Given problem
Wherever the string "только" appears, copy the whole line.

Data
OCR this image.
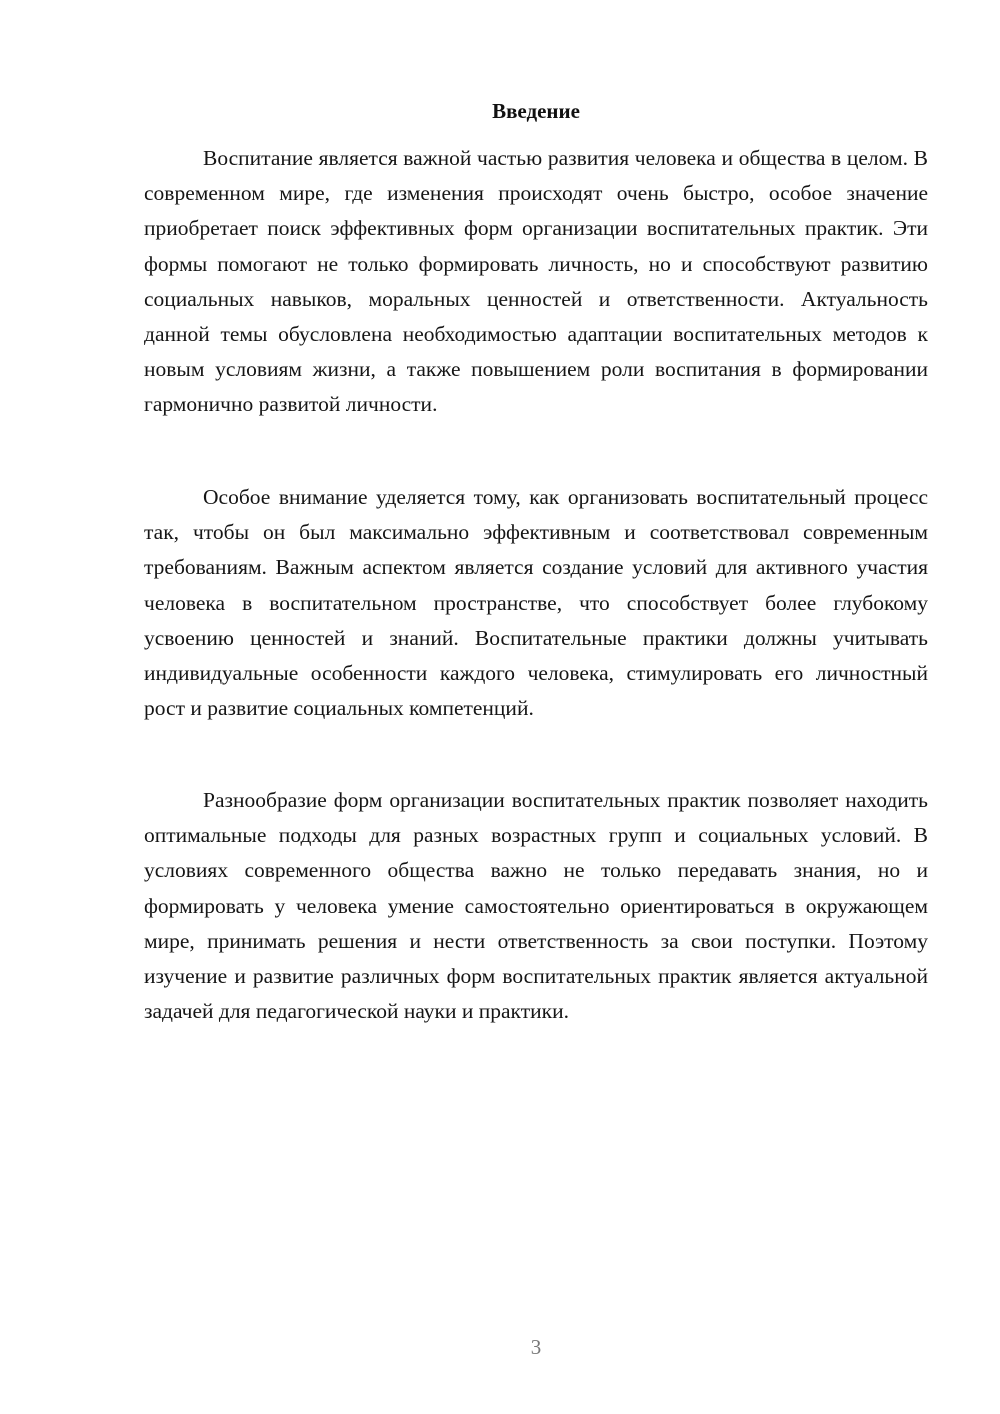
Введение

Воспитание является важной частью развития человека и общества в целом. В современном мире, где изменения происходят очень быстро, особое значение приобретает поиск эффективных форм организации воспитательных практик. Эти формы помогают не только формировать личность, но и способствуют развитию социальных навыков, моральных ценностей и ответственности. Актуальность данной темы обусловлена необходимостью адаптации воспитательных методов к новым условиям жизни, а также повышением роли воспитания в формировании гармонично развитой личности.

Особое внимание уделяется тому, как организовать воспитательный процесс так, чтобы он был максимально эффективным и соответствовал современным требованиям. Важным аспектом является создание условий для активного участия человека в воспитательном пространстве, что способствует более глубокому усвоению ценностей и знаний. Воспитательные практики должны учитывать индивидуальные особенности каждого человека, стимулировать его личностный рост и развитие социальных компетенций.

Разнообразие форм организации воспитательных практик позволяет находить оптимальные подходы для разных возрастных групп и социальных условий. В условиях современного общества важно не только передавать знания, но и формировать у человека умение самостоятельно ориентироваться в окружающем мире, принимать решения и нести ответственность за свои поступки. Поэтому изучение и развитие различных форм воспитательных практик является актуальной задачей для педагогической науки и практики.

3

Task answer
Воспитание является важной частью развития человека и общества в целом. В современном мире, где изменения происходят очень быстро, особое значение приобретает поиск эффективных форм организации воспитательных практик. Эти формы помогают не только формировать личность, но и способствуют развитию социальных навыков, моральных ценностей и ответственности. Актуальность данной темы обусловлена необходимостью адаптации воспитательных методов к новым условиям жизни, а также повышением роли воспитания в формировании гармонично развитой личности.
Разнообразие форм организации воспитательных практик позволяет находить оптимальные подходы для разных возрастных групп и социальных условий. В условиях современного общества важно не только передавать знания, но и формировать у человека умение самостоятельно ориентироваться в окружающем мире, принимать решения и нести ответственность за свои поступки. Поэтому изучение и развитие различных форм воспитательных практик является актуальной задачей для педагогической науки и практики.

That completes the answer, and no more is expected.